──────── INFORMATION SUPPLIED ────────

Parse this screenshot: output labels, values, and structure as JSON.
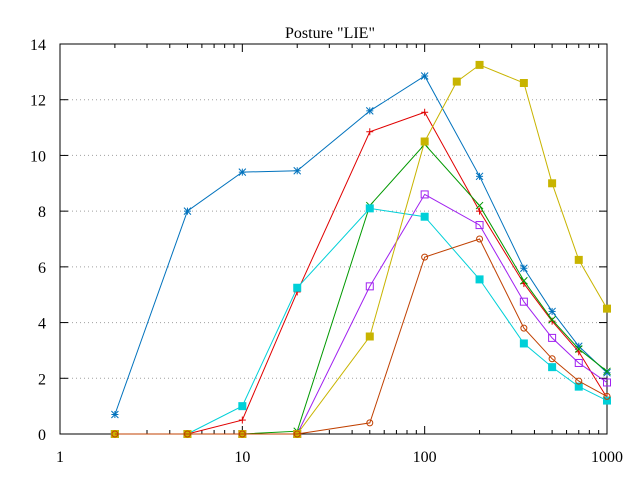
{
  "chart_data": {
    "type": "line",
    "title": "Posture \"LIE\"",
    "xlabel": "",
    "ylabel": "",
    "x_scale": "log",
    "xlim": [
      1,
      1000
    ],
    "ylim": [
      0,
      14
    ],
    "x_ticks": [
      1,
      10,
      100,
      1000
    ],
    "x_tick_labels": [
      "1",
      "10",
      "100",
      "1000"
    ],
    "y_ticks": [
      0,
      2,
      4,
      6,
      8,
      10,
      12,
      14
    ],
    "y_tick_labels": [
      "0",
      "2",
      "4",
      "6",
      "8",
      "10",
      "12",
      "14"
    ],
    "grid": "horizontal dotted",
    "legend": "none",
    "series": [
      {
        "color": "#0072bd",
        "marker": "asterisk",
        "x": [
          2,
          5,
          10,
          20,
          50,
          100,
          200,
          350,
          500,
          700,
          1000
        ],
        "y": [
          0.7,
          8.0,
          9.4,
          9.45,
          11.6,
          12.85,
          9.25,
          5.95,
          4.4,
          3.15,
          2.2
        ]
      },
      {
        "color": "#e00000",
        "marker": "plus",
        "x": [
          2,
          5,
          10,
          20,
          50,
          100,
          200,
          350,
          500,
          700,
          1000
        ],
        "y": [
          0,
          0,
          0.5,
          5.1,
          10.85,
          11.55,
          8.0,
          5.4,
          4.05,
          2.95,
          1.3
        ]
      },
      {
        "color": "#009900",
        "marker": "x",
        "x": [
          2,
          5,
          10,
          20,
          50,
          100,
          200,
          350,
          500,
          700,
          1000
        ],
        "y": [
          0,
          0,
          0,
          0.1,
          8.2,
          10.4,
          8.2,
          5.5,
          4.1,
          3.05,
          2.25
        ]
      },
      {
        "color": "#a020f0",
        "marker": "open-square",
        "x": [
          2,
          5,
          10,
          20,
          50,
          100,
          200,
          350,
          500,
          700,
          1000
        ],
        "y": [
          0,
          0,
          0,
          0,
          5.3,
          8.6,
          7.5,
          4.75,
          3.45,
          2.55,
          1.85
        ]
      },
      {
        "color": "#00d0d8",
        "marker": "filled-square",
        "x": [
          2,
          5,
          10,
          20,
          50,
          100,
          200,
          350,
          500,
          700,
          1000
        ],
        "y": [
          0,
          0,
          1.0,
          5.25,
          8.1,
          7.8,
          5.55,
          3.25,
          2.4,
          1.7,
          1.2
        ]
      },
      {
        "color": "#c8b400",
        "marker": "filled-square",
        "x": [
          2,
          5,
          10,
          20,
          50,
          100,
          150,
          200,
          350,
          500,
          700,
          1000
        ],
        "y": [
          0,
          0,
          0,
          0,
          3.5,
          10.5,
          12.65,
          13.25,
          12.6,
          9.0,
          6.25,
          4.5
        ]
      },
      {
        "color": "#c04000",
        "marker": "open-circle",
        "x": [
          2,
          5,
          10,
          20,
          50,
          100,
          200,
          350,
          500,
          700,
          1000
        ],
        "y": [
          0,
          0,
          0,
          0,
          0.4,
          6.35,
          7.0,
          3.8,
          2.7,
          1.9,
          1.35
        ]
      }
    ]
  }
}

────────

▸ **YOUR GOAL**:
Output the records above exactly; leave out the pictures.

▸ **WRITTEN ANSWER**:
Parse this screenshot: output labels, values, and structure as JSON.
{
  "chart_data": {
    "type": "line",
    "title": "Posture \"LIE\"",
    "xlabel": "",
    "ylabel": "",
    "x_scale": "log",
    "xlim": [
      1,
      1000
    ],
    "ylim": [
      0,
      14
    ],
    "x_ticks": [
      1,
      10,
      100,
      1000
    ],
    "x_tick_labels": [
      "1",
      "10",
      "100",
      "1000"
    ],
    "y_ticks": [
      0,
      2,
      4,
      6,
      8,
      10,
      12,
      14
    ],
    "y_tick_labels": [
      "0",
      "2",
      "4",
      "6",
      "8",
      "10",
      "12",
      "14"
    ],
    "grid": "horizontal dotted",
    "legend": "none",
    "series": [
      {
        "color": "#0072bd",
        "marker": "asterisk",
        "x": [
          2,
          5,
          10,
          20,
          50,
          100,
          200,
          350,
          500,
          700,
          1000
        ],
        "y": [
          0.7,
          8.0,
          9.4,
          9.45,
          11.6,
          12.85,
          9.25,
          5.95,
          4.4,
          3.15,
          2.2
        ]
      },
      {
        "color": "#e00000",
        "marker": "plus",
        "x": [
          2,
          5,
          10,
          20,
          50,
          100,
          200,
          350,
          500,
          700,
          1000
        ],
        "y": [
          0,
          0,
          0.5,
          5.1,
          10.85,
          11.55,
          8.0,
          5.4,
          4.05,
          2.95,
          1.3
        ]
      },
      {
        "color": "#009900",
        "marker": "x",
        "x": [
          2,
          5,
          10,
          20,
          50,
          100,
          200,
          350,
          500,
          700,
          1000
        ],
        "y": [
          0,
          0,
          0,
          0.1,
          8.2,
          10.4,
          8.2,
          5.5,
          4.1,
          3.05,
          2.25
        ]
      },
      {
        "color": "#a020f0",
        "marker": "open-square",
        "x": [
          2,
          5,
          10,
          20,
          50,
          100,
          200,
          350,
          500,
          700,
          1000
        ],
        "y": [
          0,
          0,
          0,
          0,
          5.3,
          8.6,
          7.5,
          4.75,
          3.45,
          2.55,
          1.85
        ]
      },
      {
        "color": "#00d0d8",
        "marker": "filled-square",
        "x": [
          2,
          5,
          10,
          20,
          50,
          100,
          200,
          350,
          500,
          700,
          1000
        ],
        "y": [
          0,
          0,
          1.0,
          5.25,
          8.1,
          7.8,
          5.55,
          3.25,
          2.4,
          1.7,
          1.2
        ]
      },
      {
        "color": "#c8b400",
        "marker": "filled-square",
        "x": [
          2,
          5,
          10,
          20,
          50,
          100,
          150,
          200,
          350,
          500,
          700,
          1000
        ],
        "y": [
          0,
          0,
          0,
          0,
          3.5,
          10.5,
          12.65,
          13.25,
          12.6,
          9.0,
          6.25,
          4.5
        ]
      },
      {
        "color": "#c04000",
        "marker": "open-circle",
        "x": [
          2,
          5,
          10,
          20,
          50,
          100,
          200,
          350,
          500,
          700,
          1000
        ],
        "y": [
          0,
          0,
          0,
          0,
          0.4,
          6.35,
          7.0,
          3.8,
          2.7,
          1.9,
          1.35
        ]
      }
    ]
  }
}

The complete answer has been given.